* Exercise objective:
From the first line to the last, give the data again exactly.

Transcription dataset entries
···

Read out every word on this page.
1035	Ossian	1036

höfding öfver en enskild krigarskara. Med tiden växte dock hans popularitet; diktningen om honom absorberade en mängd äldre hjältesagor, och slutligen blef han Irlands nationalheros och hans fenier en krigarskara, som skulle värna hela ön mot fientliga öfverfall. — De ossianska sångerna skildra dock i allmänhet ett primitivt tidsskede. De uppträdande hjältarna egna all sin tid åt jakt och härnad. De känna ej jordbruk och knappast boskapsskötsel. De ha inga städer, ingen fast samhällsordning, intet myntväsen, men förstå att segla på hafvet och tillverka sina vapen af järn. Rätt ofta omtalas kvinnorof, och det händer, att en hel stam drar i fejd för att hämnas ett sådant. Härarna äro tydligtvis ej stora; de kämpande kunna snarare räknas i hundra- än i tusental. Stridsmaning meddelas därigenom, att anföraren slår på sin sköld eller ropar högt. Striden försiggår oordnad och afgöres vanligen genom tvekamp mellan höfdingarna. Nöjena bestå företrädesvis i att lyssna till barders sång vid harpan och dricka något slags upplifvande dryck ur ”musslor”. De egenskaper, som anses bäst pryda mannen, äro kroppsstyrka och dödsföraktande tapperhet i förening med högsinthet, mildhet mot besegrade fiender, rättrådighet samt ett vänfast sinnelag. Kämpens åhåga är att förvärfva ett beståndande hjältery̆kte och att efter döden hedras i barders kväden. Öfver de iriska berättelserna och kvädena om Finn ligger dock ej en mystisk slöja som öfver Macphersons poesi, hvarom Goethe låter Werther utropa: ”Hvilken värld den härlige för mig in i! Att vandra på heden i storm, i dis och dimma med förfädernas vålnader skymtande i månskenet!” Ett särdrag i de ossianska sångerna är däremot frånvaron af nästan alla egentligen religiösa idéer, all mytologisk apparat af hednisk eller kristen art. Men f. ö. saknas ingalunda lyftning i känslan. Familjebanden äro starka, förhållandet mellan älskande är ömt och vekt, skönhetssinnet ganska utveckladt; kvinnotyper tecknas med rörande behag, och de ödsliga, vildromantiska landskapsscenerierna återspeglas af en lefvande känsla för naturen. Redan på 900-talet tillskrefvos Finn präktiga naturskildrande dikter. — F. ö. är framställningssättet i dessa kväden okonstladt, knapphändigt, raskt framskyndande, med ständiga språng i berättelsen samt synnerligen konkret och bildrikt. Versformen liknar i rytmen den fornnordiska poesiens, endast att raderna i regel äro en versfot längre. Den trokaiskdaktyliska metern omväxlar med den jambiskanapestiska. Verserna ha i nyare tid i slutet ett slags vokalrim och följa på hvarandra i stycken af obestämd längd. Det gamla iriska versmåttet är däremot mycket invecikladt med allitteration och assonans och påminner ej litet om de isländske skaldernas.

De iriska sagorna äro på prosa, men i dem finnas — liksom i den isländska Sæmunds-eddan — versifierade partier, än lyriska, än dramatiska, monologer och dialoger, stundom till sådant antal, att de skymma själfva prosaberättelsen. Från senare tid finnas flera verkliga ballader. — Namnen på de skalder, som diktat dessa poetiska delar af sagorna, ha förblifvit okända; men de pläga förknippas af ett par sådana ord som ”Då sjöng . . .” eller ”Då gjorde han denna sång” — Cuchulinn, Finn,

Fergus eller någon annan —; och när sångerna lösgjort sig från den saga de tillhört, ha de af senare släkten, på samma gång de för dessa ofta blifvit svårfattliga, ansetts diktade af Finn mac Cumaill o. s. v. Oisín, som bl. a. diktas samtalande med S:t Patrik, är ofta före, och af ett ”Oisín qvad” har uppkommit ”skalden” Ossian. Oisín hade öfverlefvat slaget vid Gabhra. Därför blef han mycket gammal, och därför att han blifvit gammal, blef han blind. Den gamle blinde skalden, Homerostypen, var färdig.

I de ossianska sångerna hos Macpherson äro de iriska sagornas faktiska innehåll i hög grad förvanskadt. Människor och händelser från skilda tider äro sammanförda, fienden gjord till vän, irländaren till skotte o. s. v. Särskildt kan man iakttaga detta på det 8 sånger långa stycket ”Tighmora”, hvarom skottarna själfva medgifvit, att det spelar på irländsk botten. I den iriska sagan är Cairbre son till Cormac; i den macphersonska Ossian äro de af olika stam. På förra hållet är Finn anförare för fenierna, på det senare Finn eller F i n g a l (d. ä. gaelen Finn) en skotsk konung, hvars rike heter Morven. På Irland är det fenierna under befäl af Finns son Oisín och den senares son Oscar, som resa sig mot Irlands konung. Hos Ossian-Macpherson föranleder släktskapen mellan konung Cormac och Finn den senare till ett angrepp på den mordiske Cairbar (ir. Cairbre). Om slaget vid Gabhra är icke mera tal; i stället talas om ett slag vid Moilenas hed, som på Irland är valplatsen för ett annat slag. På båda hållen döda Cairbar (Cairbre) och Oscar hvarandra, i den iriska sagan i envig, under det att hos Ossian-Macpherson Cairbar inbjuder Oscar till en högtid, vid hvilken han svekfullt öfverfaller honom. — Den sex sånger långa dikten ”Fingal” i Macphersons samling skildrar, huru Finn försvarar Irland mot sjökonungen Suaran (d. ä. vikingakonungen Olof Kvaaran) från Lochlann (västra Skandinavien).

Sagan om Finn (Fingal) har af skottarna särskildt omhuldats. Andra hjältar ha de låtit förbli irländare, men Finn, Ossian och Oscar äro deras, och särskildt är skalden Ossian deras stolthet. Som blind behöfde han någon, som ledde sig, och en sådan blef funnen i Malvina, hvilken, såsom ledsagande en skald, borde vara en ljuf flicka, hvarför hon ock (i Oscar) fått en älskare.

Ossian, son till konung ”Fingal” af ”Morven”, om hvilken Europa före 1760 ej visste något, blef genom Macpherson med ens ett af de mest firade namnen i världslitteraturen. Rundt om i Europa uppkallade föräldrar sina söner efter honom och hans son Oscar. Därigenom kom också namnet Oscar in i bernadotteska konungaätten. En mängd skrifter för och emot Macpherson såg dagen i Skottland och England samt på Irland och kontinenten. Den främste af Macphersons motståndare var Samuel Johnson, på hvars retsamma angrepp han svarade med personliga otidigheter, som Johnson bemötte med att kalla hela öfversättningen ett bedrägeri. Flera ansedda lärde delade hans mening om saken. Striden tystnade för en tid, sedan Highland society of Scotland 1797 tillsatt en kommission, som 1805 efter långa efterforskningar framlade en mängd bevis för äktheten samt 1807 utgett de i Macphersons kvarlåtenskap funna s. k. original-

···

* Answer to the problem:
Read out every word on this page.
1035	Ossian	1036

höfding öfver en enskild krigarskara. Med tiden växte dock hans popularitet; diktningen om honom absorberade en mängd äldre hjältesagor, och slutligen blef han Irlands nationalheros och hans fenier en krigarskara, som skulle värna hela ön mot fientliga öfverfall. — De ossianska sångerna skildra dock i allmänhet ett primitivt tidsskede. De uppträdande hjältarna egna all sin tid åt jakt och härnad. De känna ej jordbruk och knappast boskapsskötsel. De ha inga städer, ingen fast samhällsordning, intet myntväsen, men förstå att segla på hafvet och tillverka sina vapen af järn. Rätt ofta omtalas kvinnorof, och det händer, att en hel stam drar i fejd för att hämnas ett sådant. Härarna äro tydligtvis ej stora; de kämpande kunna snarare räknas i hundra- än i tusental. Stridsmaning meddelas därigenom, att anföraren slår på sin sköld eller ropar högt. Striden försiggår oordnad och afgöres vanligen genom tvekamp mellan höfdingarna. Nöjena bestå företrädesvis i att lyssna till barders sång vid harpan och dricka något slags upplifvande dryck ur ”musslor”. De egenskaper, som anses bäst pryda mannen, äro kroppsstyrka och dödsföraktande tapperhet i förening med högsinthet, mildhet mot besegrade fiender, rättrådighet samt ett vänfast sinnelag. Kämpens åhåga är att förvärfva ett beståndande hjältery̆kte och att efter döden hedras i barders kväden. Öfver de iriska berättelserna och kvädena om Finn ligger dock ej en mystisk slöja som öfver Macphersons poesi, hvarom Goethe låter Werther utropa: ”Hvilken värld den härlige för mig in i! Att vandra på heden i storm, i dis och dimma med förfädernas vålnader skymtande i månskenet!” Ett särdrag i de ossianska sångerna är däremot frånvaron af nästan alla egentligen religiösa idéer, all mytologisk apparat af hednisk eller kristen art. Men f. ö. saknas ingalunda lyftning i känslan. Familjebanden äro starka, förhållandet mellan älskande är ömt och vekt, skönhetssinnet ganska utveckladt; kvinnotyper tecknas med rörande behag, och de ödsliga, vildromantiska landskapsscenerierna återspeglas af en lefvande känsla för naturen. Redan på 900-talet tillskrefvos Finn präktiga naturskildrande dikter. — F. ö. är framställningssättet i dessa kväden okonstladt, knapphändigt, raskt framskyndande, med ständiga språng i berättelsen samt synnerligen konkret och bildrikt. Versformen liknar i rytmen den fornnordiska poesiens, endast att raderna i regel äro en versfot längre. Den trokaiskdaktyliska metern omväxlar med den jambiskanapestiska. Verserna ha i nyare tid i slutet ett slags vokalrim och följa på hvarandra i stycken af obestämd längd. Det gamla iriska versmåttet är däremot mycket invecikladt med allitteration och assonans och påminner ej litet om de isländske skaldernas.

De iriska sagorna äro på prosa, men i dem finnas — liksom i den isländska Sæmunds-eddan — versifierade partier, än lyriska, än dramatiska, monologer och dialoger, stundom till sådant antal, att de skymma själfva prosaberättelsen. Från senare tid finnas flera verkliga ballader. — Namnen på de skalder, som diktat dessa poetiska delar af sagorna, ha förblifvit okända; men de pläga förknippas af ett par sådana ord som ”Då sjöng . . .” eller ”Då gjorde han denna sång” — Cuchulinn, Finn,

Fergus eller någon annan —; och när sångerna lösgjort sig från den saga de tillhört, ha de af senare släkten, på samma gång de för dessa ofta blifvit svårfattliga, ansetts diktade af Finn mac Cumaill o. s. v. Oisín, som bl. a. diktas samtalande med S:t Patrik, är ofta före, och af ett ”Oisín qvad” har uppkommit ”skalden” Ossian. Oisín hade öfverlefvat slaget vid Gabhra. Därför blef han mycket gammal, och därför att han blifvit gammal, blef han blind. Den gamle blinde skalden, Homerostypen, var färdig.

I de ossianska sångerna hos Macpherson äro de iriska sagornas faktiska innehåll i hög grad förvanskadt. Människor och händelser från skilda tider äro sammanförda, fienden gjord till vän, irländaren till skotte o. s. v. Särskildt kan man iakttaga detta på det 8 sånger långa stycket ”Tighmora”, hvarom skottarna själfva medgifvit, att det spelar på irländsk botten. I den iriska sagan är Cairbre son till Cormac; i den macphersonska Ossian äro de af olika stam. På förra hållet är Finn anförare för fenierna, på det senare Finn eller F i n g a l (d. ä. gaelen Finn) en skotsk konung, hvars rike heter Morven. På Irland är det fenierna under befäl af Finns son Oisín och den senares son Oscar, som resa sig mot Irlands konung. Hos Ossian-Macpherson föranleder släktskapen mellan konung Cormac och Finn den senare till ett angrepp på den mordiske Cairbar (ir. Cairbre). Om slaget vid Gabhra är icke mera tal; i stället talas om ett slag vid Moilenas hed, som på Irland är valplatsen för ett annat slag. På båda hållen döda Cairbar (Cairbre) och Oscar hvarandra, i den iriska sagan i envig, under det att hos Ossian-Macpherson Cairbar inbjuder Oscar till en högtid, vid hvilken han svekfullt öfverfaller honom. — Den sex sånger långa dikten ”Fingal” i Macphersons samling skildrar, huru Finn försvarar Irland mot sjökonungen Suaran (d. ä. vikingakonungen Olof Kvaaran) från Lochlann (västra Skandinavien).

Sagan om Finn (Fingal) har af skottarna särskildt omhuldats. Andra hjältar ha de låtit förbli irländare, men Finn, Ossian och Oscar äro deras, och särskildt är skalden Ossian deras stolthet. Som blind behöfde han någon, som ledde sig, och en sådan blef funnen i Malvina, hvilken, såsom ledsagande en skald, borde vara en ljuf flicka, hvarför hon ock (i Oscar) fått en älskare.

Ossian, son till konung ”Fingal” af ”Morven”, om hvilken Europa före 1760 ej visste något, blef genom Macpherson med ens ett af de mest firade namnen i världslitteraturen. Rundt om i Europa uppkallade föräldrar sina söner efter honom och hans son Oscar. Därigenom kom också namnet Oscar in i bernadotteska konungaätten. En mängd skrifter för och emot Macpherson såg dagen i Skottland och England samt på Irland och kontinenten. Den främste af Macphersons motståndare var Samuel Johnson, på hvars retsamma angrepp han svarade med personliga otidigheter, som Johnson bemötte med att kalla hela öfversättningen ett bedrägeri. Flera ansedda lärde delade hans mening om saken. Striden tystnade för en tid, sedan Highland society of Scotland 1797 tillsatt en kommission, som 1805 efter långa efterforskningar framlade en mängd bevis för äktheten samt 1807 utgett de i Macphersons kvarlåtenskap funna s. k. original-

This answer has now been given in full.